(Figure record listings)
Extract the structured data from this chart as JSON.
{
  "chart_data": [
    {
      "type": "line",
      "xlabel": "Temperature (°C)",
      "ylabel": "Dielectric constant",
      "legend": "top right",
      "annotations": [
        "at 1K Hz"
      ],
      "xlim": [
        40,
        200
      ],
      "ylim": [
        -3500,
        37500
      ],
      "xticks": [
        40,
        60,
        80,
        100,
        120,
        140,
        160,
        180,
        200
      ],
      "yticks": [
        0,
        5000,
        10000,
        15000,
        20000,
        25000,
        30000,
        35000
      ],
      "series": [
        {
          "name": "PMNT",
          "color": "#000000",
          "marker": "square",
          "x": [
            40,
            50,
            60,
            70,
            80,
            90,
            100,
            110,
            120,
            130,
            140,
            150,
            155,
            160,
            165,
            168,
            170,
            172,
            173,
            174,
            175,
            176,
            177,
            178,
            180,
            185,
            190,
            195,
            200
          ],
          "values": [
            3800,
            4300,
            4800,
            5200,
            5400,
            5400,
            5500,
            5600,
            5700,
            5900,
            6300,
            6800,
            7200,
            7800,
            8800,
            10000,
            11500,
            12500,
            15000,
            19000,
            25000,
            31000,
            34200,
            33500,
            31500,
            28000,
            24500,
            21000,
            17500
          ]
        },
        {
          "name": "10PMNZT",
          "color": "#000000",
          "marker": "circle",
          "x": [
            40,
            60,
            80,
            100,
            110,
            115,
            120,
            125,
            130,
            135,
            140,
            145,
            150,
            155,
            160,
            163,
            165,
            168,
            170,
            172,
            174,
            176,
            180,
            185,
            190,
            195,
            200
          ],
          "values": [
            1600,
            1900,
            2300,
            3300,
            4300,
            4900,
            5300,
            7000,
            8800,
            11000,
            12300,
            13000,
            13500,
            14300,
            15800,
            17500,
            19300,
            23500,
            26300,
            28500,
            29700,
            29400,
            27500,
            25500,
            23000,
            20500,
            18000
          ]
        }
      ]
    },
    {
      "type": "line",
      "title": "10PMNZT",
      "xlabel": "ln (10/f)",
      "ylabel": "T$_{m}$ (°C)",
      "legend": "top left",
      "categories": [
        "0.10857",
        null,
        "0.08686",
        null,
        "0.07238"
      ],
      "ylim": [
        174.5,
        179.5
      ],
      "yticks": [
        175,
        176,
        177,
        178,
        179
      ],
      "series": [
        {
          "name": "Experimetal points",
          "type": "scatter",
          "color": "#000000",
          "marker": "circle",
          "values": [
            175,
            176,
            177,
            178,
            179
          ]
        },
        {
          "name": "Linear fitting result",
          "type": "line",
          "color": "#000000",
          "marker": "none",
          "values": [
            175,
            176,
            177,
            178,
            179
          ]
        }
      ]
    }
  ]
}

PROBLEM
Copy, from the material above, each line in which the string "type" occurs.

ANSWER TO THIS EXERCISE
      "type": "line",
      "type": "line",
          "type": "scatter",
          "type": "line",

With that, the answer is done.